=== Given records ===
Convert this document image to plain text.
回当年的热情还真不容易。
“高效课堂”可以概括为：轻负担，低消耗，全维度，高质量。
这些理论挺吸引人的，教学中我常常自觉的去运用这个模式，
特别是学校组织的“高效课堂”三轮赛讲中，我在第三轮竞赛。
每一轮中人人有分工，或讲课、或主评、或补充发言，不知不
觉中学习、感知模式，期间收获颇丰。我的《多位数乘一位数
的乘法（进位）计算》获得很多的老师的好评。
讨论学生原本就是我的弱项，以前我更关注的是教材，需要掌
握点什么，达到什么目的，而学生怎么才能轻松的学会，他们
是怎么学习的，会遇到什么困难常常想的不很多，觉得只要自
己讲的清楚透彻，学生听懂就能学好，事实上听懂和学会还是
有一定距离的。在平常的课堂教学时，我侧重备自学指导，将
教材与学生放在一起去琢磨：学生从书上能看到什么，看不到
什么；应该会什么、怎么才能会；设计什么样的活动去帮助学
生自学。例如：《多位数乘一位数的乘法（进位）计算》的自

=== Task description ===
From the first line to the last, retype the data exactly.

=== Task output ===
Convert this document image to plain text.
回当年的热情还真不容易。
“高效课堂”可以概括为：轻负担，低消耗，全维度，高质量。
这些理论挺吸引人的，教学中我常常自觉的去运用这个模式，
特别是学校组织的“高效课堂”三轮赛讲中，我在第三轮竞赛。
每一轮中人人有分工，或讲课、或主评、或补充发言，不知不
觉中学习、感知模式，期间收获颇丰。我的《多位数乘一位数
的乘法（进位）计算》获得很多的老师的好评。
讨论学生原本就是我的弱项，以前我更关注的是教材，需要掌
握点什么，达到什么目的，而学生怎么才能轻松的学会，他们
是怎么学习的，会遇到什么困难常常想的不很多，觉得只要自
己讲的清楚透彻，学生听懂就能学好，事实上听懂和学会还是
有一定距离的。在平常的课堂教学时，我侧重备自学指导，将
教材与学生放在一起去琢磨：学生从书上能看到什么，看不到
什么；应该会什么、怎么才能会；设计什么样的活动去帮助学
生自学。例如：《多位数乘一位数的乘法（进位）计算》的自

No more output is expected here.